>>

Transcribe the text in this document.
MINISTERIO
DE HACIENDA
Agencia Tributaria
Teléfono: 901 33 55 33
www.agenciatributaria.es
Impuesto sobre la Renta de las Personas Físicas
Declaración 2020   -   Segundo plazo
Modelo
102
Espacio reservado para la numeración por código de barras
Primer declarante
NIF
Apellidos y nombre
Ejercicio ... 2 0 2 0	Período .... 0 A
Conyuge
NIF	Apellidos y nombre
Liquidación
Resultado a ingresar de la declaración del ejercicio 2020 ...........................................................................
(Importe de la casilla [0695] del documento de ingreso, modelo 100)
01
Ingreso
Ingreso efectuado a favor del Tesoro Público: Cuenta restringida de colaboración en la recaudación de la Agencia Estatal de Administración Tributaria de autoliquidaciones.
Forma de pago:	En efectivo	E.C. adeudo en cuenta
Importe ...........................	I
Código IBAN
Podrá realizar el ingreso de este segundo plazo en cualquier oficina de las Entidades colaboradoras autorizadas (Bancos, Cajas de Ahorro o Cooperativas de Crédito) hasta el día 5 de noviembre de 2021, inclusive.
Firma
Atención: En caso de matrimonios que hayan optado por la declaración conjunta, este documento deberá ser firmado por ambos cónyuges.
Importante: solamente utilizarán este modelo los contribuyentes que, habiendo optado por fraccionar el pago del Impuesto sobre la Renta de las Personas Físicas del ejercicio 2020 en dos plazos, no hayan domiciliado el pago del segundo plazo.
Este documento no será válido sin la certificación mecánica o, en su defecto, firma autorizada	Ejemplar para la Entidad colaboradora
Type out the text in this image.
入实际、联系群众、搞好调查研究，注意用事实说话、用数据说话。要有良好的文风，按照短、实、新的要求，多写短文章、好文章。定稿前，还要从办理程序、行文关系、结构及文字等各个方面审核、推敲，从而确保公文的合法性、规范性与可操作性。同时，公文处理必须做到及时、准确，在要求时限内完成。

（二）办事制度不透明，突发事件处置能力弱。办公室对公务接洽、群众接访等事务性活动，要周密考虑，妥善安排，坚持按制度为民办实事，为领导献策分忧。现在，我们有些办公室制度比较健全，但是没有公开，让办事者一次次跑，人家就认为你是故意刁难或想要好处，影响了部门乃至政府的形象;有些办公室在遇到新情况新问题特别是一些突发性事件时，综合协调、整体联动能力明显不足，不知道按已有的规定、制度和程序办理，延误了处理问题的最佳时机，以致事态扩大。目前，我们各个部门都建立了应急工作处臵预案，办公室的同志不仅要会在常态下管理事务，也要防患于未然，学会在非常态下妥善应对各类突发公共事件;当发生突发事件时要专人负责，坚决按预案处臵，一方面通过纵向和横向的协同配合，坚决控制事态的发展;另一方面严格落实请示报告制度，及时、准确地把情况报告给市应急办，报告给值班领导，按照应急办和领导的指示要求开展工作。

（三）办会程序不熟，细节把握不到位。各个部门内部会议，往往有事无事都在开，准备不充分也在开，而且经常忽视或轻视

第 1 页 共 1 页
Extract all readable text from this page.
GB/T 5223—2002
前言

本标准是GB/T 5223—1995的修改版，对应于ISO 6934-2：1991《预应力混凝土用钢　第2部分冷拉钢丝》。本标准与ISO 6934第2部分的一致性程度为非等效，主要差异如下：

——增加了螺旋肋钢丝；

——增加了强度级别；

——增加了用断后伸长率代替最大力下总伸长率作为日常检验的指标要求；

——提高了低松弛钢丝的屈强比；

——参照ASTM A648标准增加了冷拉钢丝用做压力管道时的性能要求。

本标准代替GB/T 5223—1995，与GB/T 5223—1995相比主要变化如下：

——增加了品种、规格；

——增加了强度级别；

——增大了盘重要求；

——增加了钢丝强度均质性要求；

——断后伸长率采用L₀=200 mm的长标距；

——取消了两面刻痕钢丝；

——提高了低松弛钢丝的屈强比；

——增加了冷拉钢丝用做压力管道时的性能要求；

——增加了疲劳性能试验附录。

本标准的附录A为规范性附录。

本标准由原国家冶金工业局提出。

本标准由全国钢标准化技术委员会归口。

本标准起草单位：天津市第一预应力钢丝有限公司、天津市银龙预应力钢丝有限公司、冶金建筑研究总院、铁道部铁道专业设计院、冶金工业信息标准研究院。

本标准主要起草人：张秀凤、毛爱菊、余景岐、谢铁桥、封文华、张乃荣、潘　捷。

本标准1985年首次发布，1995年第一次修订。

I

<<

Determine the number of lines in these entries that contain the word "Apellidos", and write only that number.

2